:: Exercise objective ::
Give a verbatim copy of the lines below, minus the pictures.

[Dataset entries]
>>>>>
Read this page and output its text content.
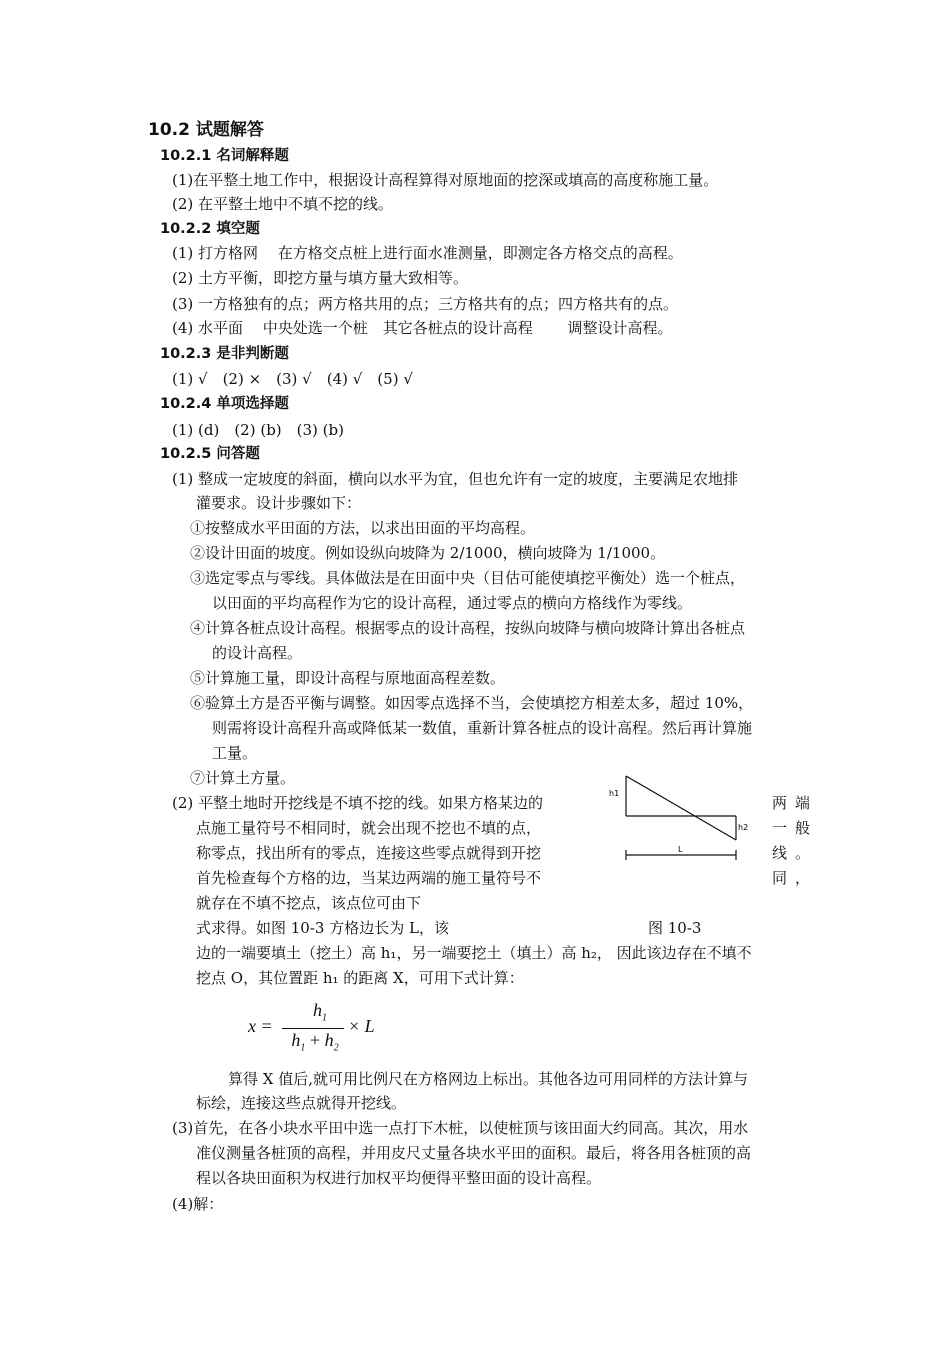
10.2 试题解答
10.2.1 名词解释题
(1)在平整土地工作中，根据设计高程算得对原地面的挖深或填高的高度称施工量。
(2) 在平整土地中不填不挖的线。
10.2.2 填空题
(1) 打方格网　 在方格交点桩上进行面水准测量，即测定各方格交点的高程。
(2) 土方平衡，即挖方量与填方量大致相等。
(3) 一方格独有的点；两方格共用的点；三方格共有的点；四方格共有的点。
(4) 水平面　 中央处选一个桩　其它各桩点的设计高程　　 调整设计高程。
10.2.3 是非判断题
(1) √　(2) ×　(3) √　(4) √　(5) √
10.2.4 单项选择题
(1) (d)　(2) (b)　(3) (b)
10.2.5 问答题
(1) 整成一定坡度的斜面，横向以水平为宜，但也允许有一定的坡度，主要满足农地排
灌要求。设计步骤如下：
①按整成水平田面的方法，以求出田面的平均高程。
②设计田面的坡度。例如设纵向坡降为 2/1000，横向坡降为 1/1000。
③选定零点与零线。具体做法是在田面中央（目估可能使填挖平衡处）选一个桩点，
以田面的平均高程作为它的设计高程，通过零点的横向方格线作为零线。
④计算各桩点设计高程。根据零点的设计高程，按纵向坡降与横向坡降计算出各桩点
的设计高程。
⑤计算施工量，即设计高程与原地面高程差数。
⑥验算土方是否平衡与调整。如因零点选择不当，会使填挖方相差太多，超过 10%，
则需将设计高程升高或降低某一数值，重新计算各桩点的设计高程。然后再计算施
工量。
⑦计算土方量。
(2) 平整土地时开挖线是不填不挖的线。如果方格某边的
点施工量符号不相同时，就会出现不挖也不填的点，
称零点，找出所有的零点，连接这些零点就得到开挖
首先检查每个方格的边，当某边两端的施工量符号不
就存在不填不挖点，该点位可由下
式求得。如图 10-3 方格边长为 L，该
两 端
一 般
线 。
同 ，
h1
h2
L
图 10-3
边的一端要填土（挖土）高 h₁，另一端要挖土（填土）高 h₂， 因此该边存在不填不
挖点 O，其位置距 h₁ 的距离 X，可用下式计算：
x =
$h_1$
$h_1 + h_2$
× L
算得 X 值后,就可用比例尺在方格网边上标出。其他各边可用同样的方法计算与
标绘，连接这些点就得开挖线。
(3)首先，在各小块水平田中选一点打下木桩，以使桩顶与该田面大约同高。其次，用水
准仪测量各桩顶的高程，并用皮尺丈量各块水平田的面积。最后，将各用各桩顶的高
程以各块田面积为权进行加权平均便得平整田面的设计高程。
(4)解：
<<<<<
:: Solution to this problem ::
Read this page and output its text content.
10.2 试题解答
10.2.1 名词解释题
(1)在平整土地工作中，根据设计高程算得对原地面的挖深或填高的高度称施工量。
(2) 在平整土地中不填不挖的线。
10.2.2 填空题
(1) 打方格网　 在方格交点桩上进行面水准测量，即测定各方格交点的高程。
(2) 土方平衡，即挖方量与填方量大致相等。
(3) 一方格独有的点；两方格共用的点；三方格共有的点；四方格共有的点。
(4) 水平面　 中央处选一个桩　其它各桩点的设计高程　　 调整设计高程。
10.2.3 是非判断题
(1) √　(2) ×　(3) √　(4) √　(5) √
10.2.4 单项选择题
(1) (d)　(2) (b)　(3) (b)
10.2.5 问答题
(1) 整成一定坡度的斜面，横向以水平为宜，但也允许有一定的坡度，主要满足农地排
灌要求。设计步骤如下：
①按整成水平田面的方法，以求出田面的平均高程。
②设计田面的坡度。例如设纵向坡降为 2/1000，横向坡降为 1/1000。
③选定零点与零线。具体做法是在田面中央（目估可能使填挖平衡处）选一个桩点，
以田面的平均高程作为它的设计高程，通过零点的横向方格线作为零线。
④计算各桩点设计高程。根据零点的设计高程，按纵向坡降与横向坡降计算出各桩点
的设计高程。
⑤计算施工量，即设计高程与原地面高程差数。
⑥验算土方是否平衡与调整。如因零点选择不当，会使填挖方相差太多，超过 10%，
则需将设计高程升高或降低某一数值，重新计算各桩点的设计高程。然后再计算施
工量。
⑦计算土方量。
(2) 平整土地时开挖线是不填不挖的线。如果方格某边的
点施工量符号不相同时，就会出现不挖也不填的点，
称零点，找出所有的零点，连接这些零点就得到开挖
首先检查每个方格的边，当某边两端的施工量符号不
就存在不填不挖点，该点位可由下
式求得。如图 10-3 方格边长为 L，该
两 端
一 般
线 。
同 ，
h1
h2
L
图 10-3
边的一端要填土（挖土）高 h₁，另一端要挖土（填土）高 h₂， 因此该边存在不填不
挖点 O，其位置距 h₁ 的距离 X，可用下式计算：
x =
$h_1$
$h_1 + h_2$
× L
算得 X 值后,就可用比例尺在方格网边上标出。其他各边可用同样的方法计算与
标绘，连接这些点就得开挖线。
(3)首先，在各小块水平田中选一点打下木桩，以使桩顶与该田面大约同高。其次，用水
准仪测量各桩顶的高程，并用皮尺丈量各块水平田的面积。最后，将各用各桩顶的高
程以各块田面积为权进行加权平均便得平整田面的设计高程。
(4)解：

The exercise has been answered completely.